TASK PROMPT — Show all lines that include the string "should"; copy each one.

THE INPUT —
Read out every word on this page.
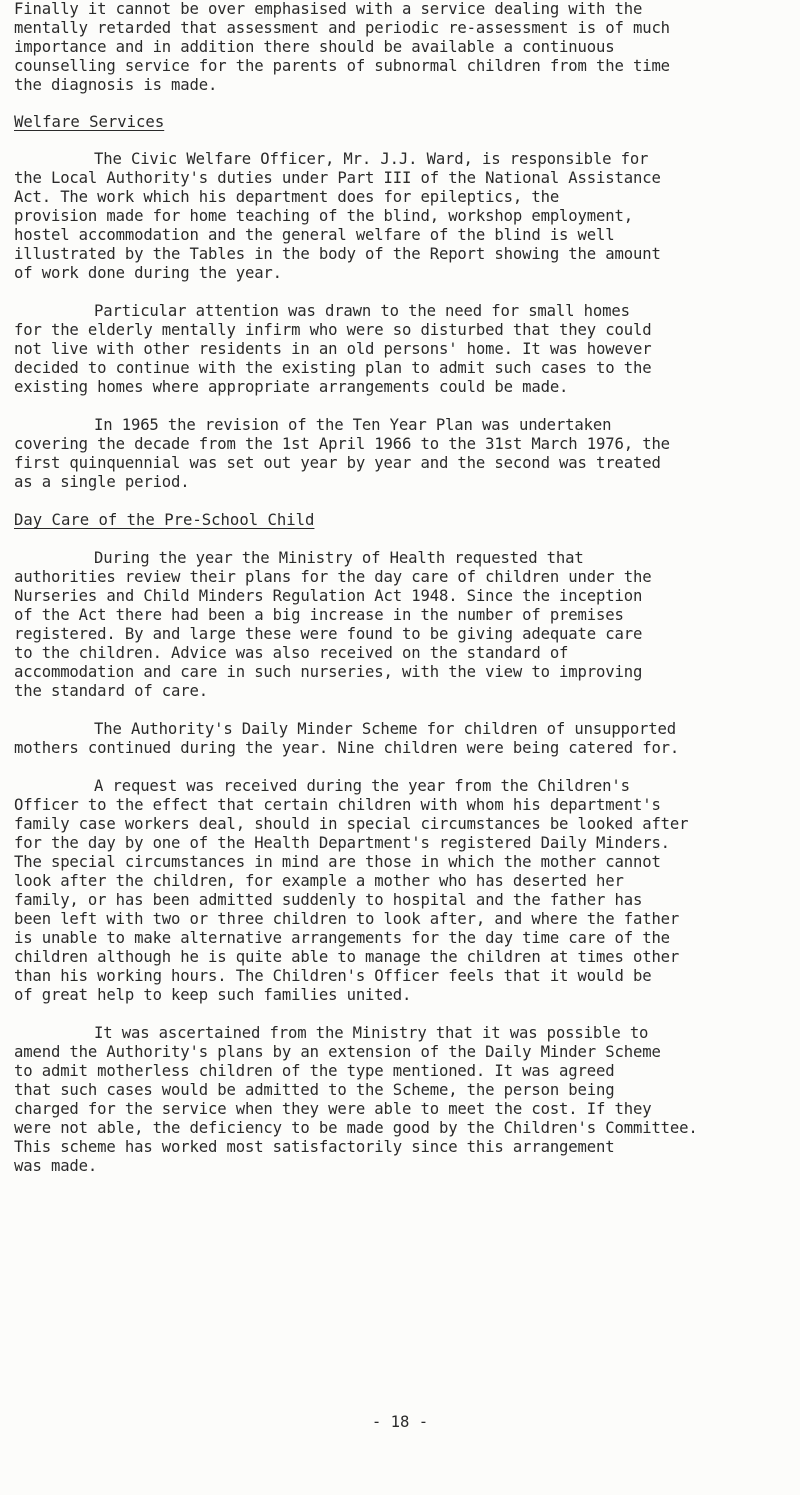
Finally it cannot be over emphasised with a service dealing with the
mentally retarded that assessment and periodic re-assessment is of much
importance and in addition there should be available a continuous
counselling service for the parents of subnormal children from the time
the diagnosis is made.
Welfare Services
The Civic Welfare Officer, Mr. J.J. Ward, is responsible for
the Local Authority's duties under Part III of the National Assistance
Act. The work which his department does for epileptics, the
provision made for home teaching of the blind, workshop employment,
hostel accommodation and the general welfare of the blind is well
illustrated by the Tables in the body of the Report showing the amount
of work done during the year.
Particular attention was drawn to the need for small homes
for the elderly mentally infirm who were so disturbed that they could
not live with other residents in an old persons' home. It was however
decided to continue with the existing plan to admit such cases to the
existing homes where appropriate arrangements could be made.
In 1965 the revision of the Ten Year Plan was undertaken
covering the decade from the 1st April 1966 to the 31st March 1976, the
first quinquennial was set out year by year and the second was treated
as a single period.
Day Care of the Pre-School Child
During the year the Ministry of Health requested that
authorities review their plans for the day care of children under the
Nurseries and Child Minders Regulation Act 1948. Since the inception
of the Act there had been a big increase in the number of premises
registered. By and large these were found to be giving adequate care
to the children. Advice was also received on the standard of
accommodation and care in such nurseries, with the view to improving
the standard of care.
The Authority's Daily Minder Scheme for children of unsupported
mothers continued during the year. Nine children were being catered for.
A request was received during the year from the Children's
Officer to the effect that certain children with whom his department's
family case workers deal, should in special circumstances be looked after
for the day by one of the Health Department's registered Daily Minders.
The special circumstances in mind are those in which the mother cannot
look after the children, for example a mother who has deserted her
family, or has been admitted suddenly to hospital and the father has
been left with two or three children to look after, and where the father
is unable to make alternative arrangements for the day time care of the
children although he is quite able to manage the children at times other
than his working hours. The Children's Officer feels that it would be
of great help to keep such families united.
It was ascertained from the Ministry that it was possible to
amend the Authority's plans by an extension of the Daily Minder Scheme
to admit motherless children of the type mentioned. It was agreed
that such cases would be admitted to the Scheme, the person being
charged for the service when they were able to meet the cost. If they
were not able, the deficiency to be made good by the Children's Committee.
This scheme has worked most satisfactorily since this arrangement
was made.
- 18 -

SOLUTION TO THIS EXERCISE —
importance and in addition there should be available a continuous
family case workers deal, should in special circumstances be looked after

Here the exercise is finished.